Figure contents as structured data:
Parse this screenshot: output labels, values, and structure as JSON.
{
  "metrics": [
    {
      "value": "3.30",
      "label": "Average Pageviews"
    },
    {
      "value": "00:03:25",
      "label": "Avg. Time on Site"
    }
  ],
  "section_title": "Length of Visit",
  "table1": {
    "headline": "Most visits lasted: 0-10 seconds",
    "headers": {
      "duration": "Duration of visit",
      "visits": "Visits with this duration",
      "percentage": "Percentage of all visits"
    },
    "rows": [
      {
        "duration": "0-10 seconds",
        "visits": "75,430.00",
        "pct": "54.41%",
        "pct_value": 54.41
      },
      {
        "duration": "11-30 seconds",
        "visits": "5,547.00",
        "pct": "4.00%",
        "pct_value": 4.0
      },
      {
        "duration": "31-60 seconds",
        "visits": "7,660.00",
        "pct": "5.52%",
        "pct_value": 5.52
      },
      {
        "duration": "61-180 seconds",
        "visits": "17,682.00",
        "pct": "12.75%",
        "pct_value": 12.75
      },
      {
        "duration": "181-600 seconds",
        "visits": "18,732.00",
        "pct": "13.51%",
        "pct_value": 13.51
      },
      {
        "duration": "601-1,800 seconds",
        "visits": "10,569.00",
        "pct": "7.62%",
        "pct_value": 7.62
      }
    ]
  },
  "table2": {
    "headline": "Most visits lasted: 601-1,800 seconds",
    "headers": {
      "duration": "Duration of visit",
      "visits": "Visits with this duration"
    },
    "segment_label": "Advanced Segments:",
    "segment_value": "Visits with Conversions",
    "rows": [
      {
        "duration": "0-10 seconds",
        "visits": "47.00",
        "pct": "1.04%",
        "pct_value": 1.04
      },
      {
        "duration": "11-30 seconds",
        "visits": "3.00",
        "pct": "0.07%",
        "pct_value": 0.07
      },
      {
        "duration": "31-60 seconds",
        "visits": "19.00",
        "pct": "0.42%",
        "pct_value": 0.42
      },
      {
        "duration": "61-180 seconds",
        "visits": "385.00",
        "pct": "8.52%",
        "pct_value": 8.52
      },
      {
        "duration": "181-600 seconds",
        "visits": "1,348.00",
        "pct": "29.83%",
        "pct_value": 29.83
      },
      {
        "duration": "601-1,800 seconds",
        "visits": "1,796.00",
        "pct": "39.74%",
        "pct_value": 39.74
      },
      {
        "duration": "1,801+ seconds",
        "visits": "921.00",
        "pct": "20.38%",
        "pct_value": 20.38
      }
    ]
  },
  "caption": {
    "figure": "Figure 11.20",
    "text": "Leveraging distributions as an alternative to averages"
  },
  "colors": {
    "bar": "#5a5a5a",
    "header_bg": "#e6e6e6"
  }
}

WORK REQUIRED:
Reproduce each line of the material containing the word "lasted".

TASK ANSWER:
    "headline": "Most visits lasted: 0-10 seconds",
    "headline": "Most visits lasted: 601-1,800 seconds",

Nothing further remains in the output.